Extracted data entries:
----

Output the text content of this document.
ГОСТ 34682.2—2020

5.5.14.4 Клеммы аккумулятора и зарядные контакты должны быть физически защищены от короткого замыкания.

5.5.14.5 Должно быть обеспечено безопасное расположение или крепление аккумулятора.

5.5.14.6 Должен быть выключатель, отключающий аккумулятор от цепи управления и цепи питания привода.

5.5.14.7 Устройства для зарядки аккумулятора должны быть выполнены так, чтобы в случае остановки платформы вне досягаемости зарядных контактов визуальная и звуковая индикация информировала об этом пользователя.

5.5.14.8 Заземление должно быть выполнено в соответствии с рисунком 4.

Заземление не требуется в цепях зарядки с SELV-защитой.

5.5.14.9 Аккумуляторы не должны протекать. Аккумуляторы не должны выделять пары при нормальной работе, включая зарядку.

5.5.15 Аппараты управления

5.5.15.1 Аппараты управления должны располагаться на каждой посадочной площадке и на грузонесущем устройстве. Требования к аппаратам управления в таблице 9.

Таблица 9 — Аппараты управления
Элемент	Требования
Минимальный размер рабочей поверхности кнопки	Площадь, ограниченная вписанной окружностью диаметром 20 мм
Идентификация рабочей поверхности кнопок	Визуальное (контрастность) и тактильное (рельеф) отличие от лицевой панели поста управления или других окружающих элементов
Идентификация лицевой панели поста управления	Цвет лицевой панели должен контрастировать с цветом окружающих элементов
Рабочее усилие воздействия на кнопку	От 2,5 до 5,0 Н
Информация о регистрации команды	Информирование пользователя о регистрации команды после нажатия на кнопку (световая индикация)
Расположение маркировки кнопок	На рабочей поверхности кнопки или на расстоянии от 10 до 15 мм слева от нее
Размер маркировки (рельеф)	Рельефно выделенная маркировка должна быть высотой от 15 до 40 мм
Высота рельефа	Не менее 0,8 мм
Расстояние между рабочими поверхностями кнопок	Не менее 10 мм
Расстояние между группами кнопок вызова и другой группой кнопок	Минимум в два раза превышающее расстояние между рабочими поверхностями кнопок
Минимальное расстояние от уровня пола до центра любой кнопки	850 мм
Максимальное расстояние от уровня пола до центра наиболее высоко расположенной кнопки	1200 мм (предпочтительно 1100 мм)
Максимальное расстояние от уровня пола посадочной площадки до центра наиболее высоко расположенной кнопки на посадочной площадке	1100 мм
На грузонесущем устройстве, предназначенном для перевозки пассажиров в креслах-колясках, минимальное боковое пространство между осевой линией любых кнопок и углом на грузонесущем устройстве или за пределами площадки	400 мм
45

----

What this task involves:
What is the number of lines holding the word "расположенной"? State it alone.

Output:
2